*GOAL OF THE EXERCISE*. Your task is to output the entries below word for word.

____

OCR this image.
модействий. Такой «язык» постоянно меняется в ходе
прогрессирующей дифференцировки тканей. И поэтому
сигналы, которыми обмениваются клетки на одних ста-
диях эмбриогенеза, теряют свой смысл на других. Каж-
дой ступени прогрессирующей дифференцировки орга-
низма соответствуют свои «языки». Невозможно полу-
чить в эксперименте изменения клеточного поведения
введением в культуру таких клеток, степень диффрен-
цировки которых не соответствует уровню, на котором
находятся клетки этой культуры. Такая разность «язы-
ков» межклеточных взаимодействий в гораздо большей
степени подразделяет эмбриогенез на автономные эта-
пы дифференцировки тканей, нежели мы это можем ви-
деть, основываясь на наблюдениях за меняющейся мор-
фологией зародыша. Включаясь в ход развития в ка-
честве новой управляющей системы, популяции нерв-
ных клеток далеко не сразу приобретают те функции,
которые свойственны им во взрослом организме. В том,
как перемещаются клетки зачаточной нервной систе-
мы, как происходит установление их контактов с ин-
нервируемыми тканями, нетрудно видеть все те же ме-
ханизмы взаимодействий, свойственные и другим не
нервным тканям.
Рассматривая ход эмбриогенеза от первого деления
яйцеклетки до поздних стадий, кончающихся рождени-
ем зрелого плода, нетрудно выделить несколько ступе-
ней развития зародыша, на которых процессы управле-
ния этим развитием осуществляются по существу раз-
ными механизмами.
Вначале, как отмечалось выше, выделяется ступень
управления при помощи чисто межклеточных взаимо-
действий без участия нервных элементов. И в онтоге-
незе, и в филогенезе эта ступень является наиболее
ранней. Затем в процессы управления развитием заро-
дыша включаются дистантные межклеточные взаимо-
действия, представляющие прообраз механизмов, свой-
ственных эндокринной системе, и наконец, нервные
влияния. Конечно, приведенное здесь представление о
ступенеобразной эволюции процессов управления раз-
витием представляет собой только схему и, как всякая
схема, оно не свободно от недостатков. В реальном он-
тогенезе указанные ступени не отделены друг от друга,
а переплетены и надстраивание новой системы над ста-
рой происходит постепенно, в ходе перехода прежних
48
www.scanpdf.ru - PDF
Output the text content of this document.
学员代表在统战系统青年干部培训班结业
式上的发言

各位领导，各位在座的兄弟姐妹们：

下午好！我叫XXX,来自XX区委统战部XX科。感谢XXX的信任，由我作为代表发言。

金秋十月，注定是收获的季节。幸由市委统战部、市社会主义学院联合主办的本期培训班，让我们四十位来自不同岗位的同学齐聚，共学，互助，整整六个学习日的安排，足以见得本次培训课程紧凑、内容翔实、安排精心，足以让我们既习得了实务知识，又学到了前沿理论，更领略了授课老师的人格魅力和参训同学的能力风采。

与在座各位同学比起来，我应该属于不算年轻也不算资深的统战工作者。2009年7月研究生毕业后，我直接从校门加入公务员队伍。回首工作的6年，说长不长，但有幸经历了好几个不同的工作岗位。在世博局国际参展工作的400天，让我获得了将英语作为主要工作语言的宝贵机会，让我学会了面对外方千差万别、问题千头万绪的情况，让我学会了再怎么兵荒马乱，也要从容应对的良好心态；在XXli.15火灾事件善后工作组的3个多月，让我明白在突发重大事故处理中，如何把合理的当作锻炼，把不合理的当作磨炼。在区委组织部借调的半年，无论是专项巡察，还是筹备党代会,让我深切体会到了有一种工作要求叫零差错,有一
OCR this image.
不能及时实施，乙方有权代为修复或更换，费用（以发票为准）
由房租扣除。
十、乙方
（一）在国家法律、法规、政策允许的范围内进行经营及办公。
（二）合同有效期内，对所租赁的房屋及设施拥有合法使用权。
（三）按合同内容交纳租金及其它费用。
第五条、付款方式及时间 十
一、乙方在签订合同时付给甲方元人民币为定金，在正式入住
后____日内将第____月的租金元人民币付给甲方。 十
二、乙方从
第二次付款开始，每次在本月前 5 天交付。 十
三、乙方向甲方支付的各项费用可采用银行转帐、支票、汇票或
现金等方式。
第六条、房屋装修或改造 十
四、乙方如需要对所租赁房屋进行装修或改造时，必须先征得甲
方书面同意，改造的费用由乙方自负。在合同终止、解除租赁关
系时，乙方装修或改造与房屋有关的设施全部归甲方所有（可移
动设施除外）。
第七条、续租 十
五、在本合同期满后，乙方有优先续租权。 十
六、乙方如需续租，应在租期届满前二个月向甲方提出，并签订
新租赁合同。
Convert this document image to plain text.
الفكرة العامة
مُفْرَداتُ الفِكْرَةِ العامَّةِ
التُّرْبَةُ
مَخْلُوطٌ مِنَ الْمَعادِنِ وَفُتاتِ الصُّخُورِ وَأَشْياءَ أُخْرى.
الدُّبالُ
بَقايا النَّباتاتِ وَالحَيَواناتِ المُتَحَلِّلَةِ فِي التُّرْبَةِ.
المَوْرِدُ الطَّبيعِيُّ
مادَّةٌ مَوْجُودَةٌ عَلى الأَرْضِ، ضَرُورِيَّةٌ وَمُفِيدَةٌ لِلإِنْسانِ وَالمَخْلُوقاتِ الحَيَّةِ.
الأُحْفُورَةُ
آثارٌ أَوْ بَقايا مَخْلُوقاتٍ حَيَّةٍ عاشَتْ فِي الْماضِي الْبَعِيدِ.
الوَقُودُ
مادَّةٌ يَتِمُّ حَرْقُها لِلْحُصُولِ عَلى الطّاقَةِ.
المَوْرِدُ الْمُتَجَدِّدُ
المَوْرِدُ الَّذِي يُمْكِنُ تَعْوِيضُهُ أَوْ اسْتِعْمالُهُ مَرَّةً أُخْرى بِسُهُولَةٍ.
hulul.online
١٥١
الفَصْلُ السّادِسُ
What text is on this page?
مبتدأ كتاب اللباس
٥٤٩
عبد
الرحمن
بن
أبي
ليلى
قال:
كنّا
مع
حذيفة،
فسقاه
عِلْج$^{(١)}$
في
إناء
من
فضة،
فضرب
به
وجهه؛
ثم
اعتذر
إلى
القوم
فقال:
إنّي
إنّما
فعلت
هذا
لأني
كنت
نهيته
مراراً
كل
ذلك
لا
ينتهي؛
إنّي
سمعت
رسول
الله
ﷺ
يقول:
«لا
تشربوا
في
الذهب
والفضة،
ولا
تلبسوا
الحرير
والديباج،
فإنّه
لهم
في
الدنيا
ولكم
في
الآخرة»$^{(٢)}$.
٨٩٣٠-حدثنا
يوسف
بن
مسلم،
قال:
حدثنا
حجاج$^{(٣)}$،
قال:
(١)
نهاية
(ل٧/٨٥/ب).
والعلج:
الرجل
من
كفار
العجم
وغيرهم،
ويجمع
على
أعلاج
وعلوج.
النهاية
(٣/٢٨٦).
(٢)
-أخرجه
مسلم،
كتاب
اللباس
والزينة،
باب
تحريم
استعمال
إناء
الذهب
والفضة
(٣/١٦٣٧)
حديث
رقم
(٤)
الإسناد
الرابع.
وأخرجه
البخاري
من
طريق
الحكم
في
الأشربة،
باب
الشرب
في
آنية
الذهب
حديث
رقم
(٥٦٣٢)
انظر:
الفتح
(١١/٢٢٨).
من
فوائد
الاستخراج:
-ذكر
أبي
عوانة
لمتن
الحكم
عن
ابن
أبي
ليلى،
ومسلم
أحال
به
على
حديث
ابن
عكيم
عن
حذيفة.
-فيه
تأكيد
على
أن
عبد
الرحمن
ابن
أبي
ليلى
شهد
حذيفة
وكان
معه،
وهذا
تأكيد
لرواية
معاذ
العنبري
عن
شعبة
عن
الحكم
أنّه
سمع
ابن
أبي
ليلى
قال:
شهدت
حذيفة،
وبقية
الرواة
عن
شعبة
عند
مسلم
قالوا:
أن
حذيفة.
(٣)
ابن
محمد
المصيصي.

____

*ANSWER TO THIS EXERCISE*.
OCR this image.
модействий. Такой «язык» постоянно меняется в ходе
прогрессирующей дифференцировки тканей. И поэтому
сигналы, которыми обмениваются клетки на одних ста-
диях эмбриогенеза, теряют свой смысл на других. Каж-
дой ступени прогрессирующей дифференцировки орга-
низма соответствуют свои «языки». Невозможно полу-
чить в эксперименте изменения клеточного поведения
введением в культуру таких клеток, степень диффрен-
цировки которых не соответствует уровню, на котором
находятся клетки этой культуры. Такая разность «язы-
ков» межклеточных взаимодействий в гораздо большей
степени подразделяет эмбриогенез на автономные эта-
пы дифференцировки тканей, нежели мы это можем ви-
деть, основываясь на наблюдениях за меняющейся мор-
фологией зародыша. Включаясь в ход развития в ка-
честве новой управляющей системы, популяции нерв-
ных клеток далеко не сразу приобретают те функции,
которые свойственны им во взрослом организме. В том,
как перемещаются клетки зачаточной нервной систе-
мы, как происходит установление их контактов с ин-
нервируемыми тканями, нетрудно видеть все те же ме-
ханизмы взаимодействий, свойственные и другим не
нервным тканям.
Рассматривая ход эмбриогенеза от первого деления
яйцеклетки до поздних стадий, кончающихся рождени-
ем зрелого плода, нетрудно выделить несколько ступе-
ней развития зародыша, на которых процессы управле-
ния этим развитием осуществляются по существу раз-
ными механизмами.
Вначале, как отмечалось выше, выделяется ступень
управления при помощи чисто межклеточных взаимо-
действий без участия нервных элементов. И в онтоге-
незе, и в филогенезе эта ступень является наиболее
ранней. Затем в процессы управления развитием заро-
дыша включаются дистантные межклеточные взаимо-
действия, представляющие прообраз механизмов, свой-
ственных эндокринной системе, и наконец, нервные
влияния. Конечно, приведенное здесь представление о
ступенеобразной эволюции процессов управления раз-
витием представляет собой только схему и, как всякая
схема, оно не свободно от недостатков. В реальном он-
тогенезе указанные ступени не отделены друг от друга,
а переплетены и надстраивание новой системы над ста-
рой происходит постепенно, в ходе перехода прежних
48
www.scanpdf.ru - PDF
Output the text content of this document.
学员代表在统战系统青年干部培训班结业
式上的发言

各位领导，各位在座的兄弟姐妹们：

下午好！我叫XXX,来自XX区委统战部XX科。感谢XXX的信任，由我作为代表发言。

金秋十月，注定是收获的季节。幸由市委统战部、市社会主义学院联合主办的本期培训班，让我们四十位来自不同岗位的同学齐聚，共学，互助，整整六个学习日的安排，足以见得本次培训课程紧凑、内容翔实、安排精心，足以让我们既习得了实务知识，又学到了前沿理论，更领略了授课老师的人格魅力和参训同学的能力风采。

与在座各位同学比起来，我应该属于不算年轻也不算资深的统战工作者。2009年7月研究生毕业后，我直接从校门加入公务员队伍。回首工作的6年，说长不长，但有幸经历了好几个不同的工作岗位。在世博局国际参展工作的400天，让我获得了将英语作为主要工作语言的宝贵机会，让我学会了面对外方千差万别、问题千头万绪的情况，让我学会了再怎么兵荒马乱，也要从容应对的良好心态；在XXli.15火灾事件善后工作组的3个多月，让我明白在突发重大事故处理中，如何把合理的当作锻炼，把不合理的当作磨炼。在区委组织部借调的半年，无论是专项巡察，还是筹备党代会,让我深切体会到了有一种工作要求叫零差错,有一
OCR this image.
不能及时实施，乙方有权代为修复或更换，费用（以发票为准）
由房租扣除。
十、乙方
（一）在国家法律、法规、政策允许的范围内进行经营及办公。
（二）合同有效期内，对所租赁的房屋及设施拥有合法使用权。
（三）按合同内容交纳租金及其它费用。
第五条、付款方式及时间 十
一、乙方在签订合同时付给甲方元人民币为定金，在正式入住
后____日内将第____月的租金元人民币付给甲方。 十
二、乙方从
第二次付款开始，每次在本月前 5 天交付。 十
三、乙方向甲方支付的各项费用可采用银行转帐、支票、汇票或
现金等方式。
第六条、房屋装修或改造 十
四、乙方如需要对所租赁房屋进行装修或改造时，必须先征得甲
方书面同意，改造的费用由乙方自负。在合同终止、解除租赁关
系时，乙方装修或改造与房屋有关的设施全部归甲方所有（可移
动设施除外）。
第七条、续租 十
五、在本合同期满后，乙方有优先续租权。 十
六、乙方如需续租，应在租期届满前二个月向甲方提出，并签订
新租赁合同。
Convert this document image to plain text.
الفكرة العامة
مُفْرَداتُ الفِكْرَةِ العامَّةِ
التُّرْبَةُ
مَخْلُوطٌ مِنَ الْمَعادِنِ وَفُتاتِ الصُّخُورِ وَأَشْياءَ أُخْرى.
الدُّبالُ
بَقايا النَّباتاتِ وَالحَيَواناتِ المُتَحَلِّلَةِ فِي التُّرْبَةِ.
المَوْرِدُ الطَّبيعِيُّ
مادَّةٌ مَوْجُودَةٌ عَلى الأَرْضِ، ضَرُورِيَّةٌ وَمُفِيدَةٌ لِلإِنْسانِ وَالمَخْلُوقاتِ الحَيَّةِ.
الأُحْفُورَةُ
آثارٌ أَوْ بَقايا مَخْلُوقاتٍ حَيَّةٍ عاشَتْ فِي الْماضِي الْبَعِيدِ.
الوَقُودُ
مادَّةٌ يَتِمُّ حَرْقُها لِلْحُصُولِ عَلى الطّاقَةِ.
المَوْرِدُ الْمُتَجَدِّدُ
المَوْرِدُ الَّذِي يُمْكِنُ تَعْوِيضُهُ أَوْ اسْتِعْمالُهُ مَرَّةً أُخْرى بِسُهُولَةٍ.
hulul.online
١٥١
الفَصْلُ السّادِسُ
What text is on this page?
مبتدأ كتاب اللباس
٥٤٩
عبد
الرحمن
بن
أبي
ليلى
قال:
كنّا
مع
حذيفة،
فسقاه
عِلْج$^{(١)}$
في
إناء
من
فضة،
فضرب
به
وجهه؛
ثم
اعتذر
إلى
القوم
فقال:
إنّي
إنّما
فعلت
هذا
لأني
كنت
نهيته
مراراً
كل
ذلك
لا
ينتهي؛
إنّي
سمعت
رسول
الله
ﷺ
يقول:
«لا
تشربوا
في
الذهب
والفضة،
ولا
تلبسوا
الحرير
والديباج،
فإنّه
لهم
في
الدنيا
ولكم
في
الآخرة»$^{(٢)}$.
٨٩٣٠-حدثنا
يوسف
بن
مسلم،
قال:
حدثنا
حجاج$^{(٣)}$،
قال:
(١)
نهاية
(ل٧/٨٥/ب).
والعلج:
الرجل
من
كفار
العجم
وغيرهم،
ويجمع
على
أعلاج
وعلوج.
النهاية
(٣/٢٨٦).
(٢)
-أخرجه
مسلم،
كتاب
اللباس
والزينة،
باب
تحريم
استعمال
إناء
الذهب
والفضة
(٣/١٦٣٧)
حديث
رقم
(٤)
الإسناد
الرابع.
وأخرجه
البخاري
من
طريق
الحكم
في
الأشربة،
باب
الشرب
في
آنية
الذهب
حديث
رقم
(٥٦٣٢)
انظر:
الفتح
(١١/٢٢٨).
من
فوائد
الاستخراج:
-ذكر
أبي
عوانة
لمتن
الحكم
عن
ابن
أبي
ليلى،
ومسلم
أحال
به
على
حديث
ابن
عكيم
عن
حذيفة.
-فيه
تأكيد
على
أن
عبد
الرحمن
ابن
أبي
ليلى
شهد
حذيفة
وكان
معه،
وهذا
تأكيد
لرواية
معاذ
العنبري
عن
شعبة
عن
الحكم
أنّه
سمع
ابن
أبي
ليلى
قال:
شهدت
حذيفة،
وبقية
الرواة
عن
شعبة
عند
مسلم
قالوا:
أن
حذيفة.
(٣)
ابن
محمد
المصيصي.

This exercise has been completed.